Output an exact reproduction of the data.

################

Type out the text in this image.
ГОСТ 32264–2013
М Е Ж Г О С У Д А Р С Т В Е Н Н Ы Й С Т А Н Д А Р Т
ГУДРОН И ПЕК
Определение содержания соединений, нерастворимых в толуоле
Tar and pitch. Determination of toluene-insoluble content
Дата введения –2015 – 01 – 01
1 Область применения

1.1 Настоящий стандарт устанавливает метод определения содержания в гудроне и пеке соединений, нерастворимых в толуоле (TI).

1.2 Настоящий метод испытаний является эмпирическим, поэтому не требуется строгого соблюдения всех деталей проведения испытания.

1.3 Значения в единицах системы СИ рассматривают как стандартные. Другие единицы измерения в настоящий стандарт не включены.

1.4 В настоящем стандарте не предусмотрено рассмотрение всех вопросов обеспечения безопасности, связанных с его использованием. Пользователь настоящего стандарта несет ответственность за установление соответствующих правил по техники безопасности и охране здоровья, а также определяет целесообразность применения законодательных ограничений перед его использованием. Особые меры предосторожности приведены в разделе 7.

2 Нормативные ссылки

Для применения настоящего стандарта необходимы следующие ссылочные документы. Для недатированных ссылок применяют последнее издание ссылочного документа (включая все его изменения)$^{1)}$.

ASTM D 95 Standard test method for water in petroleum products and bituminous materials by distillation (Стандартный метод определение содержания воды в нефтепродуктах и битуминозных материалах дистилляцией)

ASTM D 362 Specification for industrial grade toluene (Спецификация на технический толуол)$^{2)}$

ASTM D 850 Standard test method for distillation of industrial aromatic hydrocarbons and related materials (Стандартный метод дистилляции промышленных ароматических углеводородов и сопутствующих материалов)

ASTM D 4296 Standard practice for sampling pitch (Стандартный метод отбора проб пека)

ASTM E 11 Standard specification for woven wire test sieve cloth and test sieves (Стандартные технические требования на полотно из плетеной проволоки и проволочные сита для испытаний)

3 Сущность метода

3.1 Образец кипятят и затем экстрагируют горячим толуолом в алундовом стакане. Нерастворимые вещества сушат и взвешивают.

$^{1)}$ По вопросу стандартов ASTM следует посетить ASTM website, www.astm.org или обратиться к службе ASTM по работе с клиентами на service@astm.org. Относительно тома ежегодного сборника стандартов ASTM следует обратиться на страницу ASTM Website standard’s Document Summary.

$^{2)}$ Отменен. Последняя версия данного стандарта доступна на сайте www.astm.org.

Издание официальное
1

################

» **COMPLETE OUTPUT**:
Type out the text in this image.
ГОСТ 32264–2013
М Е Ж Г О С У Д А Р С Т В Е Н Н Ы Й С Т А Н Д А Р Т
ГУДРОН И ПЕК
Определение содержания соединений, нерастворимых в толуоле
Tar and pitch. Determination of toluene-insoluble content
Дата введения –2015 – 01 – 01
1 Область применения

1.1 Настоящий стандарт устанавливает метод определения содержания в гудроне и пеке соединений, нерастворимых в толуоле (TI).

1.2 Настоящий метод испытаний является эмпирическим, поэтому не требуется строгого соблюдения всех деталей проведения испытания.

1.3 Значения в единицах системы СИ рассматривают как стандартные. Другие единицы измерения в настоящий стандарт не включены.

1.4 В настоящем стандарте не предусмотрено рассмотрение всех вопросов обеспечения безопасности, связанных с его использованием. Пользователь настоящего стандарта несет ответственность за установление соответствующих правил по техники безопасности и охране здоровья, а также определяет целесообразность применения законодательных ограничений перед его использованием. Особые меры предосторожности приведены в разделе 7.

2 Нормативные ссылки

Для применения настоящего стандарта необходимы следующие ссылочные документы. Для недатированных ссылок применяют последнее издание ссылочного документа (включая все его изменения)$^{1)}$.

ASTM D 95 Standard test method for water in petroleum products and bituminous materials by distillation (Стандартный метод определение содержания воды в нефтепродуктах и битуминозных материалах дистилляцией)

ASTM D 362 Specification for industrial grade toluene (Спецификация на технический толуол)$^{2)}$

ASTM D 850 Standard test method for distillation of industrial aromatic hydrocarbons and related materials (Стандартный метод дистилляции промышленных ароматических углеводородов и сопутствующих материалов)

ASTM D 4296 Standard practice for sampling pitch (Стандартный метод отбора проб пека)

ASTM E 11 Standard specification for woven wire test sieve cloth and test sieves (Стандартные технические требования на полотно из плетеной проволоки и проволочные сита для испытаний)

3 Сущность метода

3.1 Образец кипятят и затем экстрагируют горячим толуолом в алундовом стакане. Нерастворимые вещества сушат и взвешивают.

$^{1)}$ По вопросу стандартов ASTM следует посетить ASTM website, www.astm.org или обратиться к службе ASTM по работе с клиентами на service@astm.org. Относительно тома ежегодного сборника стандартов ASTM следует обратиться на страницу ASTM Website standard’s Document Summary.

$^{2)}$ Отменен. Последняя версия данного стандарта доступна на сайте www.astm.org.

Издание официальное
1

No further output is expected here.